**Exercise**: Keep only those lines of the records that include the string "ticket".

== == ==

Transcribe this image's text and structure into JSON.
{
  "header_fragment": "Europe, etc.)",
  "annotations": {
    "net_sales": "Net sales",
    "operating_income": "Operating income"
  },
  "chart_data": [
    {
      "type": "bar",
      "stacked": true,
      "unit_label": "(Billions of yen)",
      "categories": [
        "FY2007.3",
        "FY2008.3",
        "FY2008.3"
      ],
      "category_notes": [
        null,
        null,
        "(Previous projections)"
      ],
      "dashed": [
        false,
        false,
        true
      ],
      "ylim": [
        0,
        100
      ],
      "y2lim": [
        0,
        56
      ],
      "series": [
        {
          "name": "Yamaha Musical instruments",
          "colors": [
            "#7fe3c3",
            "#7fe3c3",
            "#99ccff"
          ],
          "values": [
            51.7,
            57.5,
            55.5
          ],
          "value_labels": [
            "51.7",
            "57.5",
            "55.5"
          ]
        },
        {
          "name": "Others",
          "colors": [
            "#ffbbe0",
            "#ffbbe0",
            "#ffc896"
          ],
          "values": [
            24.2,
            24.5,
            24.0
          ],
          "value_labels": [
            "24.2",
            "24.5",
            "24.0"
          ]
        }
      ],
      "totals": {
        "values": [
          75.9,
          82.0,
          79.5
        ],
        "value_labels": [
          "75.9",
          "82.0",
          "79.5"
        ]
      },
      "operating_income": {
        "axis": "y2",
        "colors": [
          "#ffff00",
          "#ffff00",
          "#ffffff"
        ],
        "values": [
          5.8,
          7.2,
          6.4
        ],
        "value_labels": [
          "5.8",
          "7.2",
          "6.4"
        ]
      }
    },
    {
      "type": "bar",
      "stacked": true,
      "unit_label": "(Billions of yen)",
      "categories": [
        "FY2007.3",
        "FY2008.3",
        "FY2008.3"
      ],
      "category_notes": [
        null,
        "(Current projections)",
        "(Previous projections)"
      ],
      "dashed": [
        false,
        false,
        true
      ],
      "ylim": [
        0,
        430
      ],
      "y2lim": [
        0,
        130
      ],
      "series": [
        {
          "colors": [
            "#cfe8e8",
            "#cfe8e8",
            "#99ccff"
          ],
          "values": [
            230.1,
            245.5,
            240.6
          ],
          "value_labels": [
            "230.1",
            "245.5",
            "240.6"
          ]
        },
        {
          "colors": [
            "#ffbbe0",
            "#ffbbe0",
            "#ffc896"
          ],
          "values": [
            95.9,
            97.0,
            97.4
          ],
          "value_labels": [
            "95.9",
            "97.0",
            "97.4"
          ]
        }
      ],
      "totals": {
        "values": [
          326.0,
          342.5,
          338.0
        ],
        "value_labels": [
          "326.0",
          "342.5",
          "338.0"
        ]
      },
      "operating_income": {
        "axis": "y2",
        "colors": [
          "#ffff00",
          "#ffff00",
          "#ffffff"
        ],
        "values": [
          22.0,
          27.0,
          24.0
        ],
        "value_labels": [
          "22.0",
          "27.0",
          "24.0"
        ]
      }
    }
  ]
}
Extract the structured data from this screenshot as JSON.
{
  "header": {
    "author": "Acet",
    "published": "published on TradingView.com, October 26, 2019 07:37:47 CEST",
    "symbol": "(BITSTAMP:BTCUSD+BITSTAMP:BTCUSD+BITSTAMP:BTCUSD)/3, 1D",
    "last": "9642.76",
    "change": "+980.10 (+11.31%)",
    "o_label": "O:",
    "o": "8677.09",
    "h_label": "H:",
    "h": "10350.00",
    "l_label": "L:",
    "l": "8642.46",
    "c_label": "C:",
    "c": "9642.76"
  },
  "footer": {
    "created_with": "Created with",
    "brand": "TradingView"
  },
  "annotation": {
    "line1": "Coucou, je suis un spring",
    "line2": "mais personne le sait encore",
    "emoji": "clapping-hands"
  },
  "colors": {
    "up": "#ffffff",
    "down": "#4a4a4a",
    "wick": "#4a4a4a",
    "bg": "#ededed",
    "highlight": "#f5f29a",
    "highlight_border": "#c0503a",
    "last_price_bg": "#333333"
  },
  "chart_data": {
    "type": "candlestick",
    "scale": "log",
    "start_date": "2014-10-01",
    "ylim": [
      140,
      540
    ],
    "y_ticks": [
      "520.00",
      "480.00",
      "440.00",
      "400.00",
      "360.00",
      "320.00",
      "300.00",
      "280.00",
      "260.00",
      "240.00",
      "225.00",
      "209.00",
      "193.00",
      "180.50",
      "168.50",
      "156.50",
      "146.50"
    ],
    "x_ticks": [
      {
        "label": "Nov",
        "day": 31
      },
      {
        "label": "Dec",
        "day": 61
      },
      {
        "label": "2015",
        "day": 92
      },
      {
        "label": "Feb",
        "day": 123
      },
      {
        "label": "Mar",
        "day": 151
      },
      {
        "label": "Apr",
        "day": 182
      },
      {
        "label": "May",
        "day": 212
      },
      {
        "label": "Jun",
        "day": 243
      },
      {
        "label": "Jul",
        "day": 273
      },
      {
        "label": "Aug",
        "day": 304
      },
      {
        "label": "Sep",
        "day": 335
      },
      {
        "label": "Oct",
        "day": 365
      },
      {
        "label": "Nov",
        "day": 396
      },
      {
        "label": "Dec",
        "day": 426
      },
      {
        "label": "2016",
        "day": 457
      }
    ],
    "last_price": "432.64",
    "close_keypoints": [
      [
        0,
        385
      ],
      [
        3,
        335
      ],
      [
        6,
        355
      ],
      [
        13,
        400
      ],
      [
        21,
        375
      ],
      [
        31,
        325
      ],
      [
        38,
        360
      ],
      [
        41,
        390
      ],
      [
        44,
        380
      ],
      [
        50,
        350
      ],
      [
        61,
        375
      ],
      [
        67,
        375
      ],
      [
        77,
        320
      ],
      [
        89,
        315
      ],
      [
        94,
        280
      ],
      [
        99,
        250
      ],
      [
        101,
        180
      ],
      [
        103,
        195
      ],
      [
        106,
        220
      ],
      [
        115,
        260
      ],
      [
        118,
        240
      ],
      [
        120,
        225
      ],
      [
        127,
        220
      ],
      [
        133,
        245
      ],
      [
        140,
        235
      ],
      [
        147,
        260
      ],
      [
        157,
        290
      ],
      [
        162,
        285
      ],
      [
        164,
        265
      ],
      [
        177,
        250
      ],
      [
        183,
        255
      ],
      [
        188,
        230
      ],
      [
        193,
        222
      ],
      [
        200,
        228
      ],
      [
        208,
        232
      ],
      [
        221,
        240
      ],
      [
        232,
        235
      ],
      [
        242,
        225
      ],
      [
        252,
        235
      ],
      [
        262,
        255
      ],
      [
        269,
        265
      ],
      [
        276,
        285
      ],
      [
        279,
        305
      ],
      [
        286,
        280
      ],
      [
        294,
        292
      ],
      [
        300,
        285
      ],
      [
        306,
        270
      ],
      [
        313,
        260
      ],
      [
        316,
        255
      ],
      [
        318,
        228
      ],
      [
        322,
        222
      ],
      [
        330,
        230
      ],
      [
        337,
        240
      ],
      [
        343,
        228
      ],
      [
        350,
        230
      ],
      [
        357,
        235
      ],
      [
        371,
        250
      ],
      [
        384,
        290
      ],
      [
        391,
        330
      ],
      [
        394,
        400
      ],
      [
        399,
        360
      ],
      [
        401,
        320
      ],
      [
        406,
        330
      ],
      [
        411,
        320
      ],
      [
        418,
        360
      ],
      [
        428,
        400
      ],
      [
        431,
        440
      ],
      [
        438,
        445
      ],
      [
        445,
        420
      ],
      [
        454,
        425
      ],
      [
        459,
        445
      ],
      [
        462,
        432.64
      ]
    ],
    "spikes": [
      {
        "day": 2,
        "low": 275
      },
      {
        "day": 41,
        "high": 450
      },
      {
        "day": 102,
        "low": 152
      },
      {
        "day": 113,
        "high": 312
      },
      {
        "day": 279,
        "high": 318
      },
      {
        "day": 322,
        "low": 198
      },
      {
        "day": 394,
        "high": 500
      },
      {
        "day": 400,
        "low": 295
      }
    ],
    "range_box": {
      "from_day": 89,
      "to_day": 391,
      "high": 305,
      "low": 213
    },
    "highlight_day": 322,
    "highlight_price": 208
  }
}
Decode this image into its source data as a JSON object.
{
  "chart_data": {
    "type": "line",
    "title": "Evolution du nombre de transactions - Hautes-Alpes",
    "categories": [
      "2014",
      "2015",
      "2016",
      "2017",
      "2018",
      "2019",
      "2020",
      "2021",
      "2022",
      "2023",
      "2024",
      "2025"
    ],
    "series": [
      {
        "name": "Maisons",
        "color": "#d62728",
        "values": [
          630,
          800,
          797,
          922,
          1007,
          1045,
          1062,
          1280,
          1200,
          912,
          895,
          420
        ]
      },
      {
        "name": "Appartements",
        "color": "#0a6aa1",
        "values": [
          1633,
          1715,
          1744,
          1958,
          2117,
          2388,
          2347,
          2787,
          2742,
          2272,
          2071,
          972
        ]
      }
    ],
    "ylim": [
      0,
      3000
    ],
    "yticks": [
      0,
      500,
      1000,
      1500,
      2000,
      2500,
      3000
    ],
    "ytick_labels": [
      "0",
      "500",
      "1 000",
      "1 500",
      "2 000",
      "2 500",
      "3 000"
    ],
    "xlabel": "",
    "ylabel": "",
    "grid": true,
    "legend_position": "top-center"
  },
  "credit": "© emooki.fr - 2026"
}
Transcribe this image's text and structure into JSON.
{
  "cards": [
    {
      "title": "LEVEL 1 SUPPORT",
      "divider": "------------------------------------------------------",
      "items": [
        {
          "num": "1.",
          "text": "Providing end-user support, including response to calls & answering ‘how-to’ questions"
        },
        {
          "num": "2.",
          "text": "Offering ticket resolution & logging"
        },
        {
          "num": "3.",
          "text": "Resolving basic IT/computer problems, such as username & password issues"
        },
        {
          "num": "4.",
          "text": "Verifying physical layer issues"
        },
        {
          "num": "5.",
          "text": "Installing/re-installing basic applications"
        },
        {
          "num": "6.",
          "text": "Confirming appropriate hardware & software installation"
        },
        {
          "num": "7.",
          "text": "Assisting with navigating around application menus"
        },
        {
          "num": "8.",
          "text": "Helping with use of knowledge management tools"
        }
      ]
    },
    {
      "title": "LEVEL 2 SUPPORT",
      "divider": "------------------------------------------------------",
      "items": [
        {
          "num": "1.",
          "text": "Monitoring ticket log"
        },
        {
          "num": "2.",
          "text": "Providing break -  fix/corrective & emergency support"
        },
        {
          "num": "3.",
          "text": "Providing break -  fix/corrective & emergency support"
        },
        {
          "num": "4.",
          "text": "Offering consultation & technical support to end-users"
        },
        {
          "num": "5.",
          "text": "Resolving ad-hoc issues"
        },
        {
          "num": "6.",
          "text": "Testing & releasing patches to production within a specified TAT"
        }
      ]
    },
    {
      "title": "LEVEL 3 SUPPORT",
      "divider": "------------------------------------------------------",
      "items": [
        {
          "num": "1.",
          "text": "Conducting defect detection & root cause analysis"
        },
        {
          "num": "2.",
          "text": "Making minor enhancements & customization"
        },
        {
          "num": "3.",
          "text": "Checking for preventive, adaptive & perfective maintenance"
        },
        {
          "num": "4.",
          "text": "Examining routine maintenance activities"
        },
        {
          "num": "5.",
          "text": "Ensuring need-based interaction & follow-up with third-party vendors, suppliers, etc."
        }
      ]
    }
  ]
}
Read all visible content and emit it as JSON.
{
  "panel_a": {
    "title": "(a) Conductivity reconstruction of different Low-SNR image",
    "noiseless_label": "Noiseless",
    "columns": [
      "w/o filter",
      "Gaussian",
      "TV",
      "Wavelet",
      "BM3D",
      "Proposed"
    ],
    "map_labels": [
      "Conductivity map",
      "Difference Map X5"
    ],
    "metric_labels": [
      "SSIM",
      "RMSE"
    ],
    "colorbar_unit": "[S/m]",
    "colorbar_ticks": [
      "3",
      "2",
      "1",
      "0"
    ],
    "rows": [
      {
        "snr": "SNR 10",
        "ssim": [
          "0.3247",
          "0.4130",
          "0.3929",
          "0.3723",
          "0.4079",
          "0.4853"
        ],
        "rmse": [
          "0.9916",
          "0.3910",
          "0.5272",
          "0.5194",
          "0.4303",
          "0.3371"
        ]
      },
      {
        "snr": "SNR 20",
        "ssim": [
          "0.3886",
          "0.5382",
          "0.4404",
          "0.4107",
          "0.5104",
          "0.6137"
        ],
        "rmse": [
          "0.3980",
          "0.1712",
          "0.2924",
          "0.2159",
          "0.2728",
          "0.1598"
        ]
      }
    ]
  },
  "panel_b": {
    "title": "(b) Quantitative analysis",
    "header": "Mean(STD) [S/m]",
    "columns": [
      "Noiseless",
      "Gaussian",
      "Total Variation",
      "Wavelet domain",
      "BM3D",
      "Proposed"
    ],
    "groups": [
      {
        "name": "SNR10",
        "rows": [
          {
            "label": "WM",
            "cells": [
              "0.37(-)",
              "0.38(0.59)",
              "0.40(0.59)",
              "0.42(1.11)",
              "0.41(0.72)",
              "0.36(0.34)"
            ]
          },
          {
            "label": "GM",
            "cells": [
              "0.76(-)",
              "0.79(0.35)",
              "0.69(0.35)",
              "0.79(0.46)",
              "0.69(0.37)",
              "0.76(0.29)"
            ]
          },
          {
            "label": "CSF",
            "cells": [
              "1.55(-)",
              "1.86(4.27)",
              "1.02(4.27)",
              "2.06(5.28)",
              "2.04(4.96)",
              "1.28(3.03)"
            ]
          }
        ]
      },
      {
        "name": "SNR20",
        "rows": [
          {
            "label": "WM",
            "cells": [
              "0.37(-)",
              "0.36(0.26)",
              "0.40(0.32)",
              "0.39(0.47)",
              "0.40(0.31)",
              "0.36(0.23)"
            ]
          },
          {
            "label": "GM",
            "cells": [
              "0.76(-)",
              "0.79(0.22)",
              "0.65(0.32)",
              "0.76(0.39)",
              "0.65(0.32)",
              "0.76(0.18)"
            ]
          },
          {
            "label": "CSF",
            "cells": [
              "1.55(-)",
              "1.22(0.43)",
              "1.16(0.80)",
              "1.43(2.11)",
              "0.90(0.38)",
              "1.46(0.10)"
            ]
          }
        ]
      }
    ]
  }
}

== == ==

**Output of the task**:
          "text": "Offering ticket resolution & logging"
          "text": "Monitoring ticket log"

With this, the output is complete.